Records from a data collection
--- start ---
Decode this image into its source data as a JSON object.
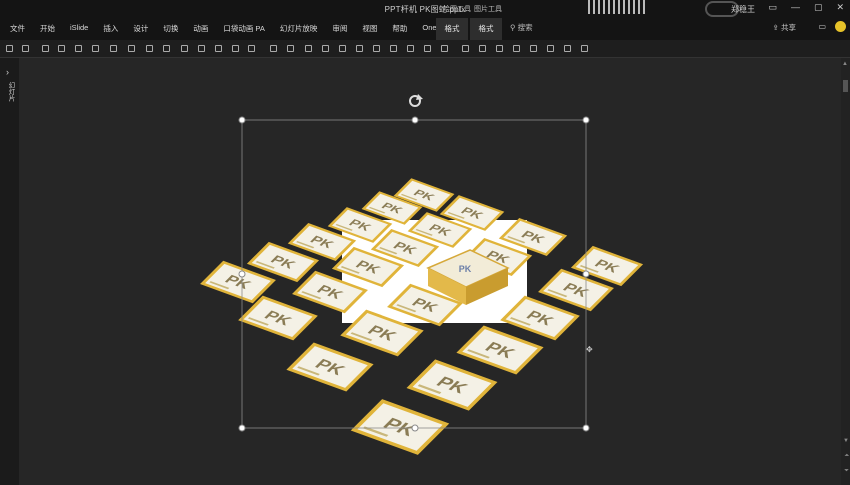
{
  "window": {
    "title": "PPT杆机 PK图蛇.pptx",
    "user": "郑稳王",
    "share_label": "共享"
  },
  "ribbon": {
    "tabs": [
      "文件",
      "开始",
      "iSlide",
      "插入",
      "设计",
      "切换",
      "动画",
      "口袋动画 PA",
      "幻灯片放映",
      "审阅",
      "视图",
      "帮助",
      "OneKey 7"
    ],
    "context_groups": [
      "绘图工具",
      "图片工具"
    ],
    "context_tabs": [
      "格式",
      "格式"
    ],
    "search_placeholder": "搜索"
  },
  "sidebar": {
    "label": "幻灯片"
  },
  "slide": {
    "card_text": "PK",
    "rotate_handle": "rotate-icon",
    "selected": true
  },
  "colors": {
    "card_border": "#e0b43a",
    "card_face": "#f4f1e6",
    "background": "#262626",
    "white_panel": "#ffffff",
    "box_yellow": "#e3b94a"
  }
}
--- end ---
* **Given request**:
All records above are to be printed exactly, minus the pictures they contain.

* **The completed task**:
Decode this image into its source data as a JSON object.
{
  "window": {
    "title": "PPT杆机 PK图蛇.pptx",
    "user": "郑稳王",
    "share_label": "共享"
  },
  "ribbon": {
    "tabs": [
      "文件",
      "开始",
      "iSlide",
      "插入",
      "设计",
      "切换",
      "动画",
      "口袋动画 PA",
      "幻灯片放映",
      "审阅",
      "视图",
      "帮助",
      "OneKey 7"
    ],
    "context_groups": [
      "绘图工具",
      "图片工具"
    ],
    "context_tabs": [
      "格式",
      "格式"
    ],
    "search_placeholder": "搜索"
  },
  "sidebar": {
    "label": "幻灯片"
  },
  "slide": {
    "card_text": "PK",
    "rotate_handle": "rotate-icon",
    "selected": true
  },
  "colors": {
    "card_border": "#e0b43a",
    "card_face": "#f4f1e6",
    "background": "#262626",
    "white_panel": "#ffffff",
    "box_yellow": "#e3b94a"
  }
}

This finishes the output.